# [To be done]
Return the lines below that carry the word "Punisher".

# [Source data]

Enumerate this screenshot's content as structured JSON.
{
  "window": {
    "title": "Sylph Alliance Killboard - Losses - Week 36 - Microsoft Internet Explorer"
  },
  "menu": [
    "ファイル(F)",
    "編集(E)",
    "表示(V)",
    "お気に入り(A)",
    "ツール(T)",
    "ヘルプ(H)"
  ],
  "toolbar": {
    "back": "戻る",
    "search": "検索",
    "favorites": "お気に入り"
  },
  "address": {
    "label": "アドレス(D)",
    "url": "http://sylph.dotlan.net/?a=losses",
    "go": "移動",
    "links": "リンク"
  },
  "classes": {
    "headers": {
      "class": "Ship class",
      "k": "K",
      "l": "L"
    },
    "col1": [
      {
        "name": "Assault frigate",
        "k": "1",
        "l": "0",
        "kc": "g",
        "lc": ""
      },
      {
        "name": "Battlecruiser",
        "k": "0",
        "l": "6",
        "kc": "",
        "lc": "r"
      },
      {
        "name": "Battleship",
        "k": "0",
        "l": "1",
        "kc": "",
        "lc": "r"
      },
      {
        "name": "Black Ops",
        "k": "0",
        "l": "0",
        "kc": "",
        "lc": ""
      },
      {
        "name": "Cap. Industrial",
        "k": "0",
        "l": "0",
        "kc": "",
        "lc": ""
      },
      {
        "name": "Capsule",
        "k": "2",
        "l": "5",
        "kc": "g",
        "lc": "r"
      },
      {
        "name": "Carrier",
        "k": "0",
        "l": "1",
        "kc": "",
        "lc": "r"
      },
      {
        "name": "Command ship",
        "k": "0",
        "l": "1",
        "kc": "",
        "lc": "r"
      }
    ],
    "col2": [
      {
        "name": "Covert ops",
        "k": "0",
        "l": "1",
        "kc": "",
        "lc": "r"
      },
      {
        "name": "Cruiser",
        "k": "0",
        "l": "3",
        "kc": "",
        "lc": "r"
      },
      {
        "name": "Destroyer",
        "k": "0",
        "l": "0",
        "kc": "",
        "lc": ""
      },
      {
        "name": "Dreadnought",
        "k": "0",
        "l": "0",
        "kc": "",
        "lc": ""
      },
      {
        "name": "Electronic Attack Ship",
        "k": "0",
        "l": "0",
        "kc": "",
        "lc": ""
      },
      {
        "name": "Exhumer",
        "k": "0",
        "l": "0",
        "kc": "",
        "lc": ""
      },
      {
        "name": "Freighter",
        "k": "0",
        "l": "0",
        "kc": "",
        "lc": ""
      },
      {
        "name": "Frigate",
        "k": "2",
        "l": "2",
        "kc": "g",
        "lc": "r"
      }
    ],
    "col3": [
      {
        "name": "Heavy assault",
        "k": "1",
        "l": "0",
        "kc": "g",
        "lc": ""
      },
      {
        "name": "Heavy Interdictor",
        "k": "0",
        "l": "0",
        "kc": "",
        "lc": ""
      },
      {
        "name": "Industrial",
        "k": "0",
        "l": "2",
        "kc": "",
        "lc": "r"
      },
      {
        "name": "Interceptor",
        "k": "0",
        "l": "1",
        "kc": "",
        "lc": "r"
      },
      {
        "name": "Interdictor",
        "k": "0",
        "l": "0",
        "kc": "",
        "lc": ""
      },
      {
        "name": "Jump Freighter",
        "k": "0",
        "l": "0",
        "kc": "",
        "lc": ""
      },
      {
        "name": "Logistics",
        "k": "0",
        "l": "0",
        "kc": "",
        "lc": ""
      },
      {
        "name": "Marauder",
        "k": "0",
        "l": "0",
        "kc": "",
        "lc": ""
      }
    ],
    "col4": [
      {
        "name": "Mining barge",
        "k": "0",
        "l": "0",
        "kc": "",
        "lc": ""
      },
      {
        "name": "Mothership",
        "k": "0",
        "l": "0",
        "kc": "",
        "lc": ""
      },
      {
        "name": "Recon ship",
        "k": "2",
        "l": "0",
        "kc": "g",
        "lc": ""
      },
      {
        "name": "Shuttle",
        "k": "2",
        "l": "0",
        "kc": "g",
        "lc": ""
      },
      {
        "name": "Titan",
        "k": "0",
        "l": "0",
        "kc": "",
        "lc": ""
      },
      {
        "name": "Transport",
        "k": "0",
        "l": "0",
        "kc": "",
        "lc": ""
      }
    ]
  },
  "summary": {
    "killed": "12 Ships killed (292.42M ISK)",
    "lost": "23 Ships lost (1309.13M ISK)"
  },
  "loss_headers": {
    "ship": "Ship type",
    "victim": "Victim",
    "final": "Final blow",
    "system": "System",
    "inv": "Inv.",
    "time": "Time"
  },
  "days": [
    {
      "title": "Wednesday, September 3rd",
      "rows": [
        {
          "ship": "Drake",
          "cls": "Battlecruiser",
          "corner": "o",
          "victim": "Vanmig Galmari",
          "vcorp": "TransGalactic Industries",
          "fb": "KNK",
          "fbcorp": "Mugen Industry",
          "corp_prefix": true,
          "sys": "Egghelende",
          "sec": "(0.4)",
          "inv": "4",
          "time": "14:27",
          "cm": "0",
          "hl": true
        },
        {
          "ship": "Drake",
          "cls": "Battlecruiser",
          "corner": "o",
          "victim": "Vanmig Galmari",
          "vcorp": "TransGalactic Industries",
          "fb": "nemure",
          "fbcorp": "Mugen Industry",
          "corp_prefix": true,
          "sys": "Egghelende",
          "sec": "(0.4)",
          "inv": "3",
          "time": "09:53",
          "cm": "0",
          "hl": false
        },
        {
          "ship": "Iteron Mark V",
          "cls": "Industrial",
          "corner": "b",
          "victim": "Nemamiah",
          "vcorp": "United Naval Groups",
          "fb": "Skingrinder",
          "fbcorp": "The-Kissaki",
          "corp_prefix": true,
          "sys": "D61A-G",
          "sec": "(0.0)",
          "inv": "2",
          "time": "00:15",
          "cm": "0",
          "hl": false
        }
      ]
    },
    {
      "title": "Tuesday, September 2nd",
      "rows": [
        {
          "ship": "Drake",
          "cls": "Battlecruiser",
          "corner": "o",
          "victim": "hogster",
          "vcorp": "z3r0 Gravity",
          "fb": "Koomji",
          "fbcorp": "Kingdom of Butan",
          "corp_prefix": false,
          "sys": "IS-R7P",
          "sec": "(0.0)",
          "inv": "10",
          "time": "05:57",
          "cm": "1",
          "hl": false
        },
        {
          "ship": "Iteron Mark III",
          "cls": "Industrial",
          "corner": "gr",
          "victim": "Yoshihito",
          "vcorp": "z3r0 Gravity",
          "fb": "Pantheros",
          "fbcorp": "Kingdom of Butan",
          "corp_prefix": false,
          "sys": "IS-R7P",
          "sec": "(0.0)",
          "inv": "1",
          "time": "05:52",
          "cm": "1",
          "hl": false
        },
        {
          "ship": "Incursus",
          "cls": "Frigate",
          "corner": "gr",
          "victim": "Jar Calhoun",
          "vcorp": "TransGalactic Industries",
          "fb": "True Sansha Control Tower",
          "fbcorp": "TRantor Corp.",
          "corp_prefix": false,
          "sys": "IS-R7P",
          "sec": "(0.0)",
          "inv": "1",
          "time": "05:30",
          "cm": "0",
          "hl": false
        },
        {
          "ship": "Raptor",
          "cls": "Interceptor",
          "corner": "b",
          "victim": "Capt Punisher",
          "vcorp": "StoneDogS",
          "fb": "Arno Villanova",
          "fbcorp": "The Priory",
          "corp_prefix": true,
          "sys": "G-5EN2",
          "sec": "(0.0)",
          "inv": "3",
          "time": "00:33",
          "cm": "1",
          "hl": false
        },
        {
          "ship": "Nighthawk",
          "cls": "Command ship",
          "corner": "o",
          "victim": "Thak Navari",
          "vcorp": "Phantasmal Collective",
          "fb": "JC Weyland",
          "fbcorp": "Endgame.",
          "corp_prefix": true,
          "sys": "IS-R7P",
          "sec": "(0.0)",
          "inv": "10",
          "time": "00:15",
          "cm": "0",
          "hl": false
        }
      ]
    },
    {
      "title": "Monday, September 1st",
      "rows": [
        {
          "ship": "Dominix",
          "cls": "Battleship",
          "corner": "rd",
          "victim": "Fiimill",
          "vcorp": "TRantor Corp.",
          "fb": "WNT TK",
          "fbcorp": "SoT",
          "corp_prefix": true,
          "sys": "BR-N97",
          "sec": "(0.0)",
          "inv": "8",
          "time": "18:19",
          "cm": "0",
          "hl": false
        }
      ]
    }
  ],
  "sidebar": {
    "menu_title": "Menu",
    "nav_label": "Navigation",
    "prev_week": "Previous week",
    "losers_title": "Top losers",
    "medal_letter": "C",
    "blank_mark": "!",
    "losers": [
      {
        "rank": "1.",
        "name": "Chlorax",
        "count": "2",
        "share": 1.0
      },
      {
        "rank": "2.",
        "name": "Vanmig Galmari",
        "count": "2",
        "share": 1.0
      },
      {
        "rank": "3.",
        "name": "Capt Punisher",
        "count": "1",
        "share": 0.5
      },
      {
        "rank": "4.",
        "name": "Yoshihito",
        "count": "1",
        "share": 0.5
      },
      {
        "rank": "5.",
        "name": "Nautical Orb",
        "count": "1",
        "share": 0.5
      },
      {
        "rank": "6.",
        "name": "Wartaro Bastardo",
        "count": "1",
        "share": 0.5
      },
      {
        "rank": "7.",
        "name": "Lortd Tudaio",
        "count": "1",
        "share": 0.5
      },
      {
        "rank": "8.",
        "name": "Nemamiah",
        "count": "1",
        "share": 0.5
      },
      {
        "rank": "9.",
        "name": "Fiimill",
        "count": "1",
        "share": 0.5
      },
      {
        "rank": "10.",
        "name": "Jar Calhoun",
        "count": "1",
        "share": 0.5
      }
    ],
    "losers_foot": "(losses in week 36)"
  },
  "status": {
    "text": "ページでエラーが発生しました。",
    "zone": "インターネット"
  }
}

# [Task response]
          "victim": "Capt Punisher",
        "name": "Capt Punisher",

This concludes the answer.